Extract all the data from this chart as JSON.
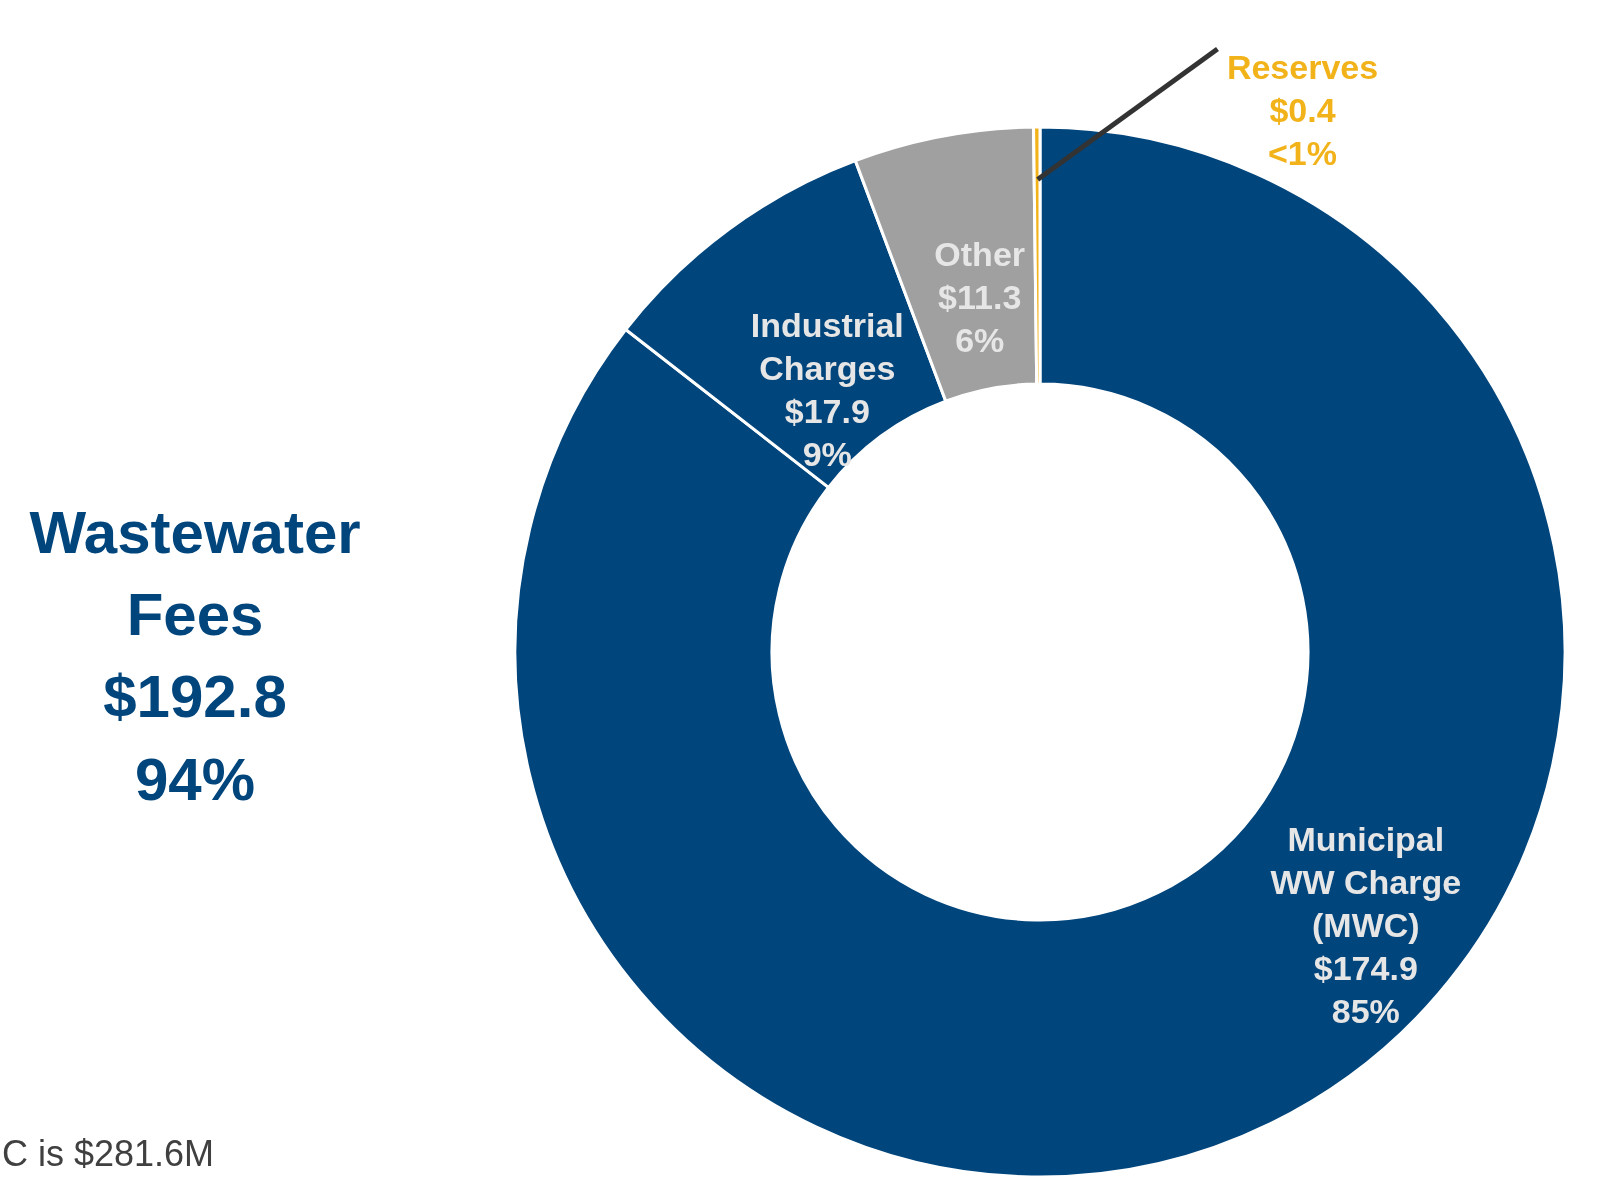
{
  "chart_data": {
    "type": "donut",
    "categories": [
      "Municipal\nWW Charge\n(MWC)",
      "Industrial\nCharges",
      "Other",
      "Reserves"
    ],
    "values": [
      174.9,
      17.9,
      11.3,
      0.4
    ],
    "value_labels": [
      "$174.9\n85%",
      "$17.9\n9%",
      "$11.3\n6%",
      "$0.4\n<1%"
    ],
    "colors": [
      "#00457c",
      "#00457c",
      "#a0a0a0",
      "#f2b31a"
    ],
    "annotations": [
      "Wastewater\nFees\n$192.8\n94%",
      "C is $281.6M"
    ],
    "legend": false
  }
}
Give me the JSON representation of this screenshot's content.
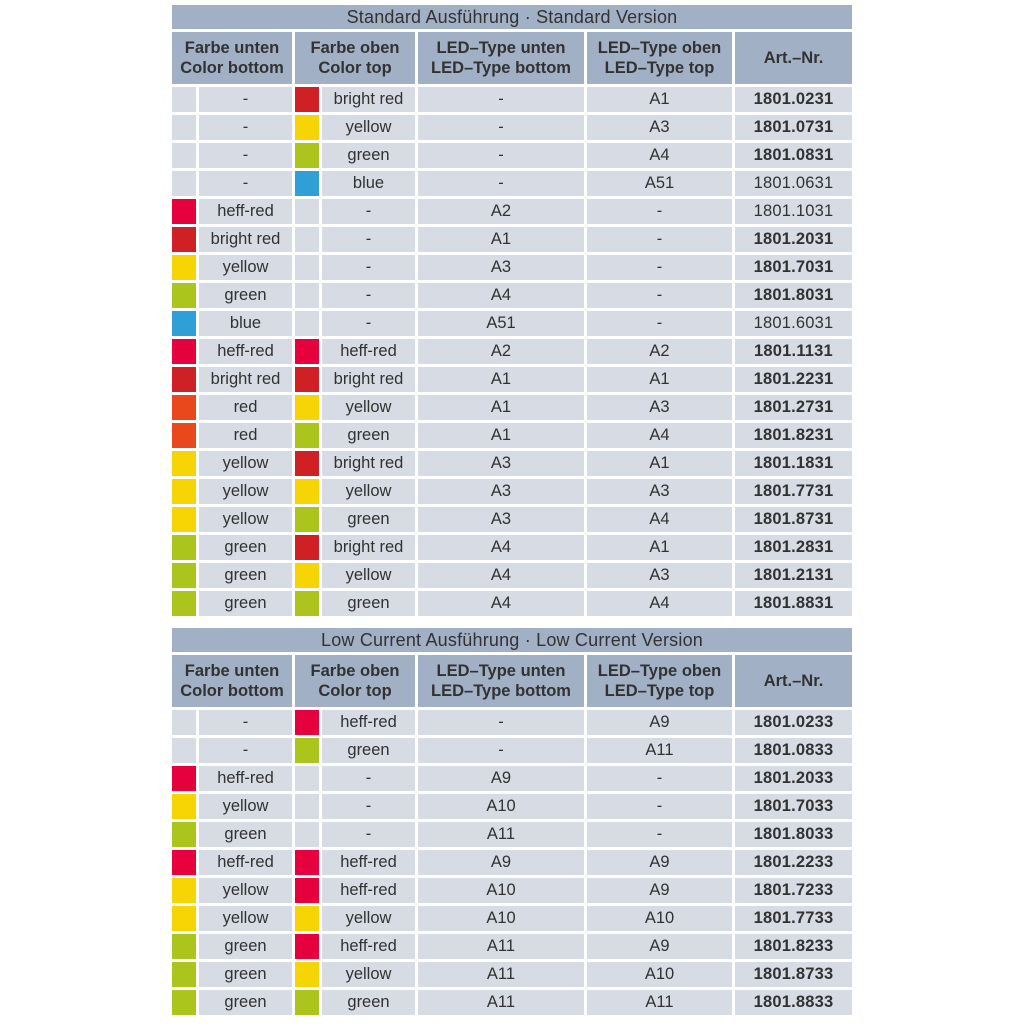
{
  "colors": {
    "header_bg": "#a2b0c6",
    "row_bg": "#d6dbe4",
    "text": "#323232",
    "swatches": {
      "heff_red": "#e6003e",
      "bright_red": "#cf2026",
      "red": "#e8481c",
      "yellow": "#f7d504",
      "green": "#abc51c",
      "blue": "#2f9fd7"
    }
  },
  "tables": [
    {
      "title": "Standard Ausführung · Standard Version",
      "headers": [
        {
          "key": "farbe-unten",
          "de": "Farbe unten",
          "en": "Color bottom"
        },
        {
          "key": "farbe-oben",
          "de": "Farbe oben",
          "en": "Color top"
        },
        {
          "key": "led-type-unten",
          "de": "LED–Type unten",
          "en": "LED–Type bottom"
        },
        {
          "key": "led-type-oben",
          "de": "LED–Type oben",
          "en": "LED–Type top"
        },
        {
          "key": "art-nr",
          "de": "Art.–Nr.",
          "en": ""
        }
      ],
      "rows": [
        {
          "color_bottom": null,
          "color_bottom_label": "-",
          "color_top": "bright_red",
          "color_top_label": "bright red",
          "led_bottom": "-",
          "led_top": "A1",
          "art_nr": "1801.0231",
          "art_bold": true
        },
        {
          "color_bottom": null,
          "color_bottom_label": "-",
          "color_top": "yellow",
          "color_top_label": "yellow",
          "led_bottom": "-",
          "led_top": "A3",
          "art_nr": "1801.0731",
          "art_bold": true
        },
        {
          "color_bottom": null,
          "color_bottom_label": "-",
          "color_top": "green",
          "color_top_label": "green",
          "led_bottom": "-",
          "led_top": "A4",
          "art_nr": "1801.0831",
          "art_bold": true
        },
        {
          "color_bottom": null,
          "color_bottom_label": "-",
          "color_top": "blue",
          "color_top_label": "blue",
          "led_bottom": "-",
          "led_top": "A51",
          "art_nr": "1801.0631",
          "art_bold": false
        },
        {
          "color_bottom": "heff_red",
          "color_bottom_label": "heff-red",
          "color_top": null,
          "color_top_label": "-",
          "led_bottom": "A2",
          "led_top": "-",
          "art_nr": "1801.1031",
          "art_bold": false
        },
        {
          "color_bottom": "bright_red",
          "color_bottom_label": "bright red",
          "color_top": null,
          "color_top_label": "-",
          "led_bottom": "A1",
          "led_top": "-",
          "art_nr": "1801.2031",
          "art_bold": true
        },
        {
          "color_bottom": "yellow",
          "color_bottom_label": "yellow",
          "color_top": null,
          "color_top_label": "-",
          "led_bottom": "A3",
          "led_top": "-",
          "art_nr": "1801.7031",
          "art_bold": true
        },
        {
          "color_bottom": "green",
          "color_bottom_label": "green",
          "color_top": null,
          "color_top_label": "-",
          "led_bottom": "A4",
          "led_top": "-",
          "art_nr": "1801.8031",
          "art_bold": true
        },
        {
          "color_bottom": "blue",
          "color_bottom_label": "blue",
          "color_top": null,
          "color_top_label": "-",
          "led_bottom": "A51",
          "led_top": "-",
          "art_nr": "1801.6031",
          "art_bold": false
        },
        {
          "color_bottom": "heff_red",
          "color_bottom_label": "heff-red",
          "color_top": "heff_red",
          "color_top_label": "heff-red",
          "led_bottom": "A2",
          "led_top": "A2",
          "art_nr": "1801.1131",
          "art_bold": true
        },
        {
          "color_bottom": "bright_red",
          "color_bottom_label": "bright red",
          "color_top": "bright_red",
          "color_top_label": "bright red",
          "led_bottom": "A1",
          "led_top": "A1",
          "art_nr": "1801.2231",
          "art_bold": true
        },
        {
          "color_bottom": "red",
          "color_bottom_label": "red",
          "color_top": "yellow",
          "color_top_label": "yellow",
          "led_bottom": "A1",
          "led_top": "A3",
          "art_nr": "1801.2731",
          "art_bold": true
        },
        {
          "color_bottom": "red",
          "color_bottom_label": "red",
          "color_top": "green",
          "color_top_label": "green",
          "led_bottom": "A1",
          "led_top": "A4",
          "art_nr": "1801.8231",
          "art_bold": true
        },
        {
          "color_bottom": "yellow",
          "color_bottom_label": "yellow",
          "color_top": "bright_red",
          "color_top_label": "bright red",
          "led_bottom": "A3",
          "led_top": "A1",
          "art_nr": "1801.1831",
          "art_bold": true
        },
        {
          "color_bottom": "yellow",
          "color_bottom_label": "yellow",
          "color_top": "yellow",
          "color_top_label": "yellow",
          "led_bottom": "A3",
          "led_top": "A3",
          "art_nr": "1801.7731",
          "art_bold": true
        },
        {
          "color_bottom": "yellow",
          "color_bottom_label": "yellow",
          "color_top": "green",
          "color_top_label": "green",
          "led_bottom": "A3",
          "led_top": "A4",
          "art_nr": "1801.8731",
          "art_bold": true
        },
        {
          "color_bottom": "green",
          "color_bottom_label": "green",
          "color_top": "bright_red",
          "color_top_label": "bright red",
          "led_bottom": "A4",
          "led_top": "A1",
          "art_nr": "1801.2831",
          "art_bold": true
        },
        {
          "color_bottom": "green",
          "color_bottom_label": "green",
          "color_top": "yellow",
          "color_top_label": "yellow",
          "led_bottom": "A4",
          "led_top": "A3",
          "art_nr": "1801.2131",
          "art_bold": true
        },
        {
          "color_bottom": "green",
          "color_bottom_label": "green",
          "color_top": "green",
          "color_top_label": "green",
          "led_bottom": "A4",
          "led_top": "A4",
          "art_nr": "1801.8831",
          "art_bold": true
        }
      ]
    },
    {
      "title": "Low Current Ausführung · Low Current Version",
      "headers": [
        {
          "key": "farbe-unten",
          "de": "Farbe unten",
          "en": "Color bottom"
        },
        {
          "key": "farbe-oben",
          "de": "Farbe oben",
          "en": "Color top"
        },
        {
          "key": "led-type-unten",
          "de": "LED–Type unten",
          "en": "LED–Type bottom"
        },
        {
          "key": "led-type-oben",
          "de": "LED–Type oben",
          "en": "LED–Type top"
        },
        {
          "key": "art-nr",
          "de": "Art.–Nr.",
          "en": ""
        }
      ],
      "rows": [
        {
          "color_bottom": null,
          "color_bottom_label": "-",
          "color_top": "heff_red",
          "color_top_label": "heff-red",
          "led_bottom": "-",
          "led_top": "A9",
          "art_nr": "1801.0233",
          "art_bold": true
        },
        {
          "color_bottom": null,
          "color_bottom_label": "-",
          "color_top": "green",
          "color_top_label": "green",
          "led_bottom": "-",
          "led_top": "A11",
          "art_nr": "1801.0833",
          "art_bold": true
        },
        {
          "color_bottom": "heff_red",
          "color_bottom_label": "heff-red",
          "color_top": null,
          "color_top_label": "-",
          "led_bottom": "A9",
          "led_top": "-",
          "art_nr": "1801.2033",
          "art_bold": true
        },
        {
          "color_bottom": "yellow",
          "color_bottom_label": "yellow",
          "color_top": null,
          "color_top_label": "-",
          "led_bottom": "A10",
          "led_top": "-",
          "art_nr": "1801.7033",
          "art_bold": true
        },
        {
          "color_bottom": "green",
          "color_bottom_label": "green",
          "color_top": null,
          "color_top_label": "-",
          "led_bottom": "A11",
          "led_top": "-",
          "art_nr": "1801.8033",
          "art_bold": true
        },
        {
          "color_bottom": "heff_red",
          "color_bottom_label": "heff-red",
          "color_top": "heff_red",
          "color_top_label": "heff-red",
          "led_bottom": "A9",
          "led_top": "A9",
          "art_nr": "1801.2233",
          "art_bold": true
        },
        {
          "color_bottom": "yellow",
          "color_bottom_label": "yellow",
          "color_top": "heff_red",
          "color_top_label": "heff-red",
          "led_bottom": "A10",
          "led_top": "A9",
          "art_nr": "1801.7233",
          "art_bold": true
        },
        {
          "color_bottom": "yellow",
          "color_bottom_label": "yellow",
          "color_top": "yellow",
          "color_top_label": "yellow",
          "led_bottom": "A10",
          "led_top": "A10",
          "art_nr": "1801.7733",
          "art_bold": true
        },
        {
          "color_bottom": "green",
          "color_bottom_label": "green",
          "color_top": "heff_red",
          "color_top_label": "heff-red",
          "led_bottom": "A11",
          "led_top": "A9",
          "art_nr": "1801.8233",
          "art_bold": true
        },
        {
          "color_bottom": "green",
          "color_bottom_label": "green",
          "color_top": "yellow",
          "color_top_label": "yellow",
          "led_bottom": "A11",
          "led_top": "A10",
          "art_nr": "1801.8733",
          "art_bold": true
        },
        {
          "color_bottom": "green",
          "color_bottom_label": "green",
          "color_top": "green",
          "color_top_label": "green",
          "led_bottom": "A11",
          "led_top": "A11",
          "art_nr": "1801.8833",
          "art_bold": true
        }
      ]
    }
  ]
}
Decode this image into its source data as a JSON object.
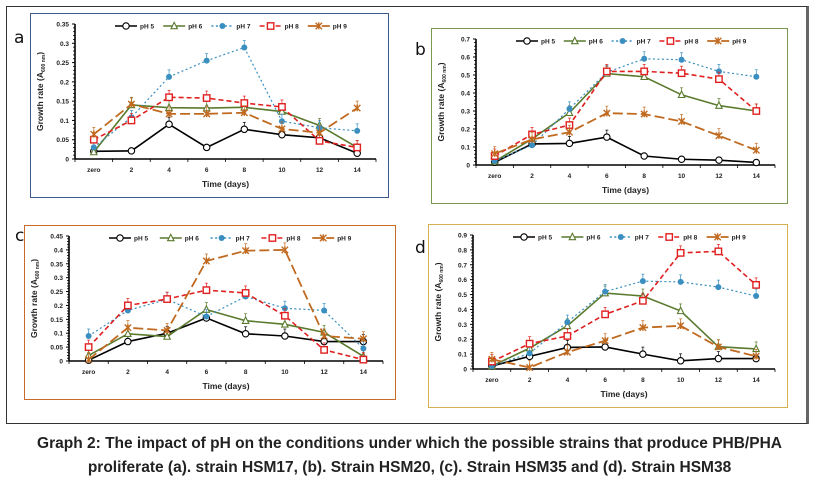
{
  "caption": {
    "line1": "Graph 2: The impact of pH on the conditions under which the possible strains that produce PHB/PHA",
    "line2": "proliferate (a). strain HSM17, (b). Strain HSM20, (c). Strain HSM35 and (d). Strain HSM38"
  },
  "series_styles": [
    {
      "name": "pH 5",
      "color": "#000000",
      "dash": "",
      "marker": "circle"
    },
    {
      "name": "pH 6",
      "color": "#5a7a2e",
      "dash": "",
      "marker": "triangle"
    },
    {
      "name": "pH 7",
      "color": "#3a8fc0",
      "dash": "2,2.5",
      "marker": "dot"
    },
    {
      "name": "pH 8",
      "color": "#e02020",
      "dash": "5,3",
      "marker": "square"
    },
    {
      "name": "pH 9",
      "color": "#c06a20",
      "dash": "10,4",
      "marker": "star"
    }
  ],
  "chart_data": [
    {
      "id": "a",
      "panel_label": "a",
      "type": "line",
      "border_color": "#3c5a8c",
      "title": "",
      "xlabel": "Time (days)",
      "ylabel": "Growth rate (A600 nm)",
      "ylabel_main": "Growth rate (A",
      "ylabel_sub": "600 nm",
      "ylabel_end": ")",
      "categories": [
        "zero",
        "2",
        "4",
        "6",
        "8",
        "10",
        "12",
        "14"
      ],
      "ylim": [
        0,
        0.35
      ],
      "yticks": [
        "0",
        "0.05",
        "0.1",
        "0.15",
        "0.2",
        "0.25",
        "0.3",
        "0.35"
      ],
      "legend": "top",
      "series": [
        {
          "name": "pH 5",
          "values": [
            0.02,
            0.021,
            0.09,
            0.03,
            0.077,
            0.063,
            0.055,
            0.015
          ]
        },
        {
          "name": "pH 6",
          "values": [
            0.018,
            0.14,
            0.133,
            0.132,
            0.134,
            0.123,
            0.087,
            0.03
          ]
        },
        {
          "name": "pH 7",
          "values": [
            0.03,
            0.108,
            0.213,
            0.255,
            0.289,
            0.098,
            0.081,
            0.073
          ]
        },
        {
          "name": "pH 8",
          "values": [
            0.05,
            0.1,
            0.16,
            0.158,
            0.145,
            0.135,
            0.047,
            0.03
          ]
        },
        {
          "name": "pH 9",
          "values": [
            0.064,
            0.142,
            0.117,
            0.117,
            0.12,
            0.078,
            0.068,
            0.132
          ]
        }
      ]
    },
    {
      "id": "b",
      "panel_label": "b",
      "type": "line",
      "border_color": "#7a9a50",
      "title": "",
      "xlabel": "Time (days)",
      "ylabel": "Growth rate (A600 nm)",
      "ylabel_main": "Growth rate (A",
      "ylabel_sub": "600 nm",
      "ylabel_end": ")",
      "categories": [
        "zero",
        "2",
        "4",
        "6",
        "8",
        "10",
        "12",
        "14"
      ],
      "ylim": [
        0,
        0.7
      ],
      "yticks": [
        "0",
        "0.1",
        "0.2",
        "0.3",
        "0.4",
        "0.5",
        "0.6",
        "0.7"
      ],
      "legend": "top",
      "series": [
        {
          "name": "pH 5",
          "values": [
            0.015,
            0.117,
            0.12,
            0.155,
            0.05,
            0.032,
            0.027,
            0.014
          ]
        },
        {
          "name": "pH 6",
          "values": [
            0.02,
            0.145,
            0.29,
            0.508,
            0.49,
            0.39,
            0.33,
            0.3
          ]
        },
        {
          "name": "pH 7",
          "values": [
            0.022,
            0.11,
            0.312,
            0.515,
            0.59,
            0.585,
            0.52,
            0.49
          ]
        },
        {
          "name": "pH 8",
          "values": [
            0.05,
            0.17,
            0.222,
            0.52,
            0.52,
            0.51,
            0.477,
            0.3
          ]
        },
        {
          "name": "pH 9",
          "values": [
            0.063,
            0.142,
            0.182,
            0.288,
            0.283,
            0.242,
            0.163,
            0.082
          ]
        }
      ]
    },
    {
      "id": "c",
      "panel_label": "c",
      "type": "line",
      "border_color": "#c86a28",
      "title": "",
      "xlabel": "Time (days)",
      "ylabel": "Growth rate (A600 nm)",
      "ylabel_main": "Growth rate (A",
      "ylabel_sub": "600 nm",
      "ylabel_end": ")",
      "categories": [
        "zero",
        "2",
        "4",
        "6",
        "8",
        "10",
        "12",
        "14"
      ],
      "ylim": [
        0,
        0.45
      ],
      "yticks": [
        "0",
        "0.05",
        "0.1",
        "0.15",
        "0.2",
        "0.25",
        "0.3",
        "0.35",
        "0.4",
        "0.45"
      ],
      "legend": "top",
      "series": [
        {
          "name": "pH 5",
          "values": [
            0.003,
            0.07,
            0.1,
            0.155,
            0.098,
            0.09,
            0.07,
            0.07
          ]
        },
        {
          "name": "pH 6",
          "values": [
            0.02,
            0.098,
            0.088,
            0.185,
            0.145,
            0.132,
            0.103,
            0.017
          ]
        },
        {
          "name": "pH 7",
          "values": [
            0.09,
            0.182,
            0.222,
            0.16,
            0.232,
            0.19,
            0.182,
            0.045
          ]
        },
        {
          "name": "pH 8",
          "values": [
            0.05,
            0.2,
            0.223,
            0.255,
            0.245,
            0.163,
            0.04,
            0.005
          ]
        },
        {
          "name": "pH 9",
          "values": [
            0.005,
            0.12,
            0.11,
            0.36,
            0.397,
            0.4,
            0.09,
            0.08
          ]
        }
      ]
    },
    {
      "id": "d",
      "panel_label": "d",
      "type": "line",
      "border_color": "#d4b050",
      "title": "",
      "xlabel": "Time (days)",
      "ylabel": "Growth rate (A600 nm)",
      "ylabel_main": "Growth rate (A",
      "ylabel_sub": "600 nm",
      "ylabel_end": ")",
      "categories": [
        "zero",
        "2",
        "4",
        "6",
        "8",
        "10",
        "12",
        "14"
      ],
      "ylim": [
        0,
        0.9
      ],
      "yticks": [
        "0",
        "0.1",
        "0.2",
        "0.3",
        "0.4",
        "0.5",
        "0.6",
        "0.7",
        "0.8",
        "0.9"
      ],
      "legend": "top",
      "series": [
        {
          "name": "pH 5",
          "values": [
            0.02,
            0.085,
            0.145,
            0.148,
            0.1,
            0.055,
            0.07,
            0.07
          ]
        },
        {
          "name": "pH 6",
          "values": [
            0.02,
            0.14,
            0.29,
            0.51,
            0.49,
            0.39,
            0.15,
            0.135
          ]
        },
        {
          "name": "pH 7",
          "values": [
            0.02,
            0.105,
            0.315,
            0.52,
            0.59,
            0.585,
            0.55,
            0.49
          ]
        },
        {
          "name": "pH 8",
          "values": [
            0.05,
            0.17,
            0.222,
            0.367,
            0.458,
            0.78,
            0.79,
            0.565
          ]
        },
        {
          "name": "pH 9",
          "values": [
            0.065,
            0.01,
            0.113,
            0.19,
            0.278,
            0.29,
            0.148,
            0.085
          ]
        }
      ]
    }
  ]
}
====
Work to do:
Copy each line above that contains the string "Ausführung".

The response:
      "title": "Standard Ausführung · Standard Version",
      "title": "Low Current Ausführung · Low Current Version",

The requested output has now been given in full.